▶ Entries from a visual dataset
===

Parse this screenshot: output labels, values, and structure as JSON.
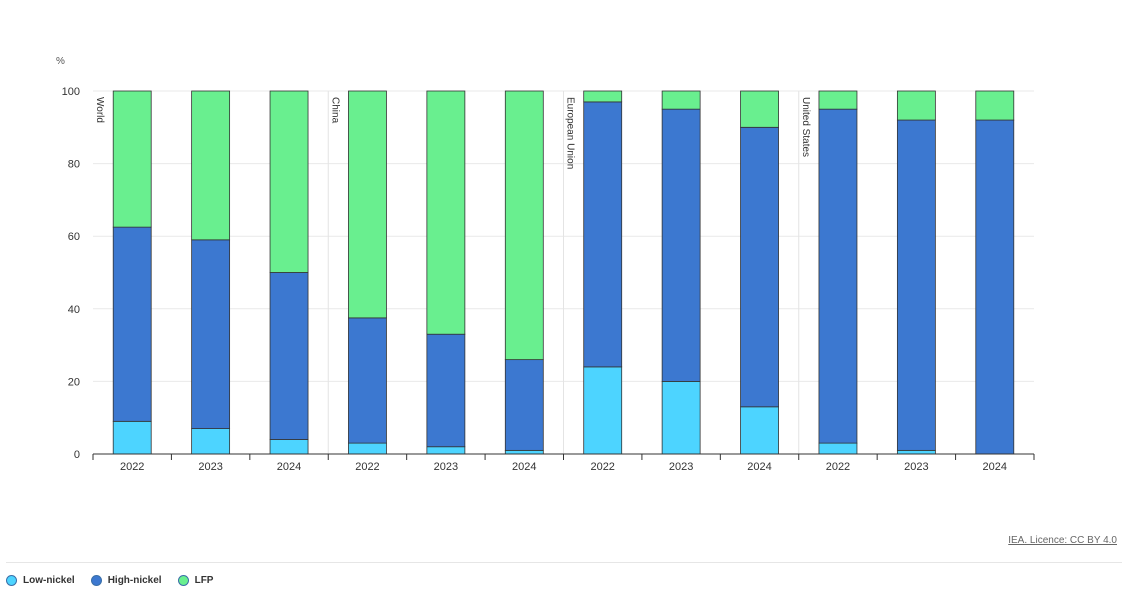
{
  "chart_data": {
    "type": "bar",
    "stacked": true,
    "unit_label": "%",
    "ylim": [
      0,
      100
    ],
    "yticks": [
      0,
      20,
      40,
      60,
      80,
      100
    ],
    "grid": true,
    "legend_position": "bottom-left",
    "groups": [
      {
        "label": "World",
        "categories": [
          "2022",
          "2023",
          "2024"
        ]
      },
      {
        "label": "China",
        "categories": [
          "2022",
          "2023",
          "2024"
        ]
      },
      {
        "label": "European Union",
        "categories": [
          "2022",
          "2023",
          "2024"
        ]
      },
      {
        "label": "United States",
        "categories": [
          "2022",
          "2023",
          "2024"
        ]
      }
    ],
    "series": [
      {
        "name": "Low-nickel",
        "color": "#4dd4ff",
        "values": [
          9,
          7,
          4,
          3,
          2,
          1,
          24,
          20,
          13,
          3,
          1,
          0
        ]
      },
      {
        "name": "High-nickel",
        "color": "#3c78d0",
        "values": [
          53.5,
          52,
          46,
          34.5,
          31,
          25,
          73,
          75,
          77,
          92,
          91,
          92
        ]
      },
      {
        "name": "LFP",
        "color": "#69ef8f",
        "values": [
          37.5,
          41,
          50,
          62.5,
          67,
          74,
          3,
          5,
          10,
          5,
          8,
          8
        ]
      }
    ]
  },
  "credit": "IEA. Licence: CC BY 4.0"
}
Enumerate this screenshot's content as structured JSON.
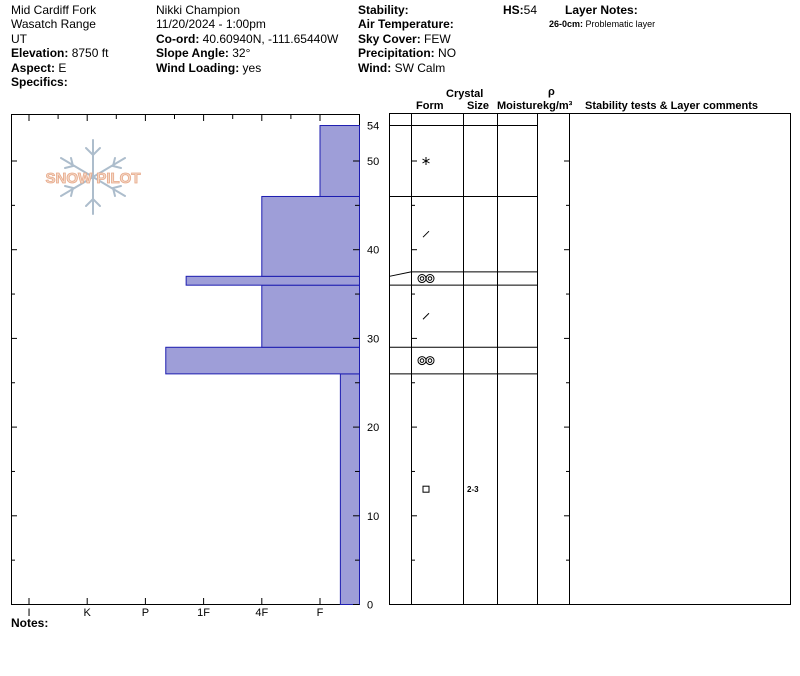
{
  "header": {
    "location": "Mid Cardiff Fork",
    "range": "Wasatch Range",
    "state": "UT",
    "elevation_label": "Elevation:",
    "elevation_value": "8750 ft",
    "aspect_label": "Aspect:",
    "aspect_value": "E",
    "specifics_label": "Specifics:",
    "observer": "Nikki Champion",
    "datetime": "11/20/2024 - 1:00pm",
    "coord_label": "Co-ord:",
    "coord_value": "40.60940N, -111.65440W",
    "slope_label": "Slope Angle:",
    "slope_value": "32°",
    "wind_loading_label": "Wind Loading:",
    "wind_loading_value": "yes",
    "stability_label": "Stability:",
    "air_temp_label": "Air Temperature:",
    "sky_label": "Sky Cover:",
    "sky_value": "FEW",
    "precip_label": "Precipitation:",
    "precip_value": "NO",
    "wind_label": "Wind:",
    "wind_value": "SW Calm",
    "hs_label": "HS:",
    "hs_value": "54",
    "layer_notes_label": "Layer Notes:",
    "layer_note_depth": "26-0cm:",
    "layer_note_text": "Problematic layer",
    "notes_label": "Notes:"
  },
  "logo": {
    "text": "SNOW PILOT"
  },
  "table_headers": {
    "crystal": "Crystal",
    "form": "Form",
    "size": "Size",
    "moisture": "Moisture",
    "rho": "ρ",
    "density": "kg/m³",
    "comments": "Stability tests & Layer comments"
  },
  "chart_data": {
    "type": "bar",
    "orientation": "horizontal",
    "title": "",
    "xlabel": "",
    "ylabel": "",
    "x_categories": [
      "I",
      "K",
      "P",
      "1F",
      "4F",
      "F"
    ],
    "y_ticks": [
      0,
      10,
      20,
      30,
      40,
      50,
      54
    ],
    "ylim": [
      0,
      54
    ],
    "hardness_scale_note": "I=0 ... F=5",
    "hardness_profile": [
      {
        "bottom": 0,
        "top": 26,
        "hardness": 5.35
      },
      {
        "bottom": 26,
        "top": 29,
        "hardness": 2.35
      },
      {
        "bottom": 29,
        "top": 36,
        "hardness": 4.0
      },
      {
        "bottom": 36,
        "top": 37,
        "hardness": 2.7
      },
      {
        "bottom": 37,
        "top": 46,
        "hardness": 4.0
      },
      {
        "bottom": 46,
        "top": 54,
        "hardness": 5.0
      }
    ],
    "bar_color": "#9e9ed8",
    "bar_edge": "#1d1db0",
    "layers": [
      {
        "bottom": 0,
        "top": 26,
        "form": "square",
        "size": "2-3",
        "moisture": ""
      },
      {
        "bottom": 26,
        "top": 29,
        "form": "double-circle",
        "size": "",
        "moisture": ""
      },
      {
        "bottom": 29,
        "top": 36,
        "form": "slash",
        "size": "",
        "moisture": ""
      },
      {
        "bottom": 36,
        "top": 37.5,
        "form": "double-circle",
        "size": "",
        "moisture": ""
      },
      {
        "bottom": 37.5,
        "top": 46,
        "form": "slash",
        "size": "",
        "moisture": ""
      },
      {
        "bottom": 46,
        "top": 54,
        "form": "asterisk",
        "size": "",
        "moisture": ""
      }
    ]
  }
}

===

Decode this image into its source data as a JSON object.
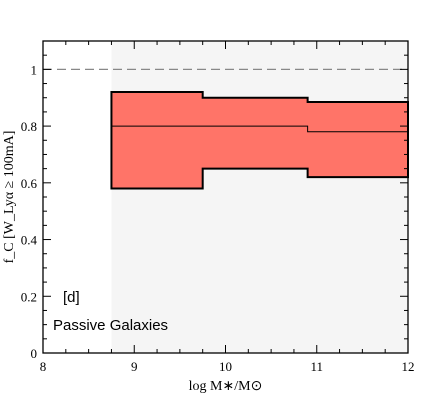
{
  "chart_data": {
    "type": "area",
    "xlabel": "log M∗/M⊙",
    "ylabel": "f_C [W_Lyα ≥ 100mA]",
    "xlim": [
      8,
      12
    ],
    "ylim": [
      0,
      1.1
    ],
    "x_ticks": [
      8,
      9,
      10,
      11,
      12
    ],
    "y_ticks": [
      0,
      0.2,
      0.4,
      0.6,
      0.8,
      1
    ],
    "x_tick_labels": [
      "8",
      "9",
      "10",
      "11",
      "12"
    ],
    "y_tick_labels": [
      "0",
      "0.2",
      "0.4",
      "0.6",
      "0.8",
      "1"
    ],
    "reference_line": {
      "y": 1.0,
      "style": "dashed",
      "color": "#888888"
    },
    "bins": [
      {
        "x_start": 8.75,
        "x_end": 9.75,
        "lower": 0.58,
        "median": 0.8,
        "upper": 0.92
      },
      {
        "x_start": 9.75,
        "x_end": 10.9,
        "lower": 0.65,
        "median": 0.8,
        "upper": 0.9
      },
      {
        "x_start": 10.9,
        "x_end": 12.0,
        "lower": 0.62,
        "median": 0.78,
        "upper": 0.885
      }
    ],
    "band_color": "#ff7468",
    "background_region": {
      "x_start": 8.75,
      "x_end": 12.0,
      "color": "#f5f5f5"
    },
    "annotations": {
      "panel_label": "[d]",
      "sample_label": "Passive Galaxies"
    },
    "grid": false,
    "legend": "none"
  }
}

===

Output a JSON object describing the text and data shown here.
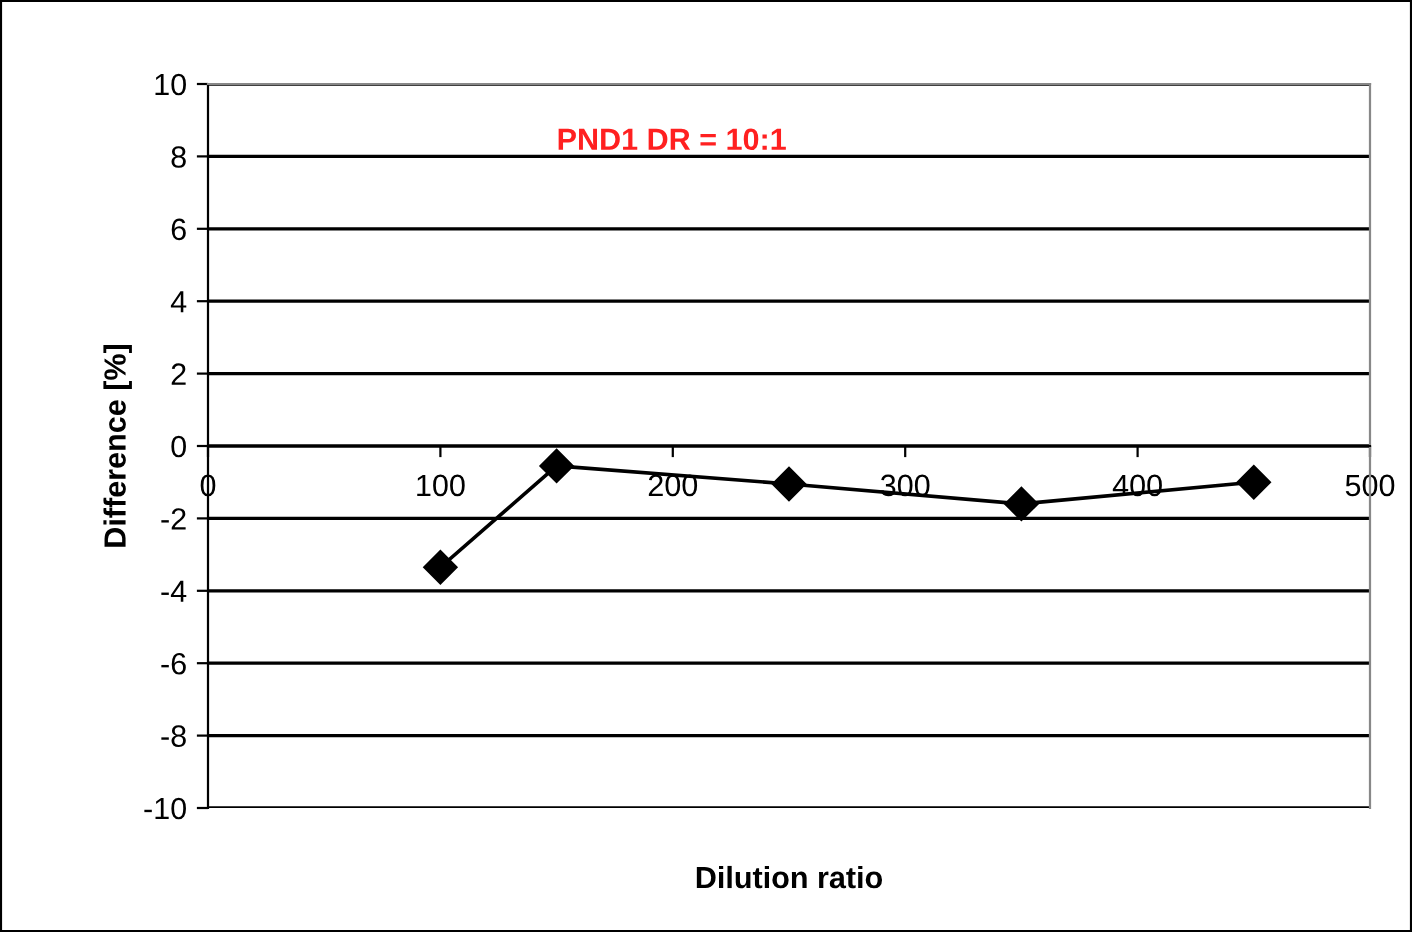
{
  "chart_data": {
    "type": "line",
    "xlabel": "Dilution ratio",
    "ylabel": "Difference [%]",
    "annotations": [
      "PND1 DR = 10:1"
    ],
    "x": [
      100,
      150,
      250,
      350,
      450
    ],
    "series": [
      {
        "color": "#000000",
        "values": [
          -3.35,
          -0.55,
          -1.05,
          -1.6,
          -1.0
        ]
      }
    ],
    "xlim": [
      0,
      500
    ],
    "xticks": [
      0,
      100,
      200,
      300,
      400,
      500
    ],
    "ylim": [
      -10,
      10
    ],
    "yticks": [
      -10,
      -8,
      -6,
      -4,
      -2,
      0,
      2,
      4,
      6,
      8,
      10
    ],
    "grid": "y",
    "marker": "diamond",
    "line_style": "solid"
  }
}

===

Work out how many lines above have the string "JSON" in them, and give only the number.

4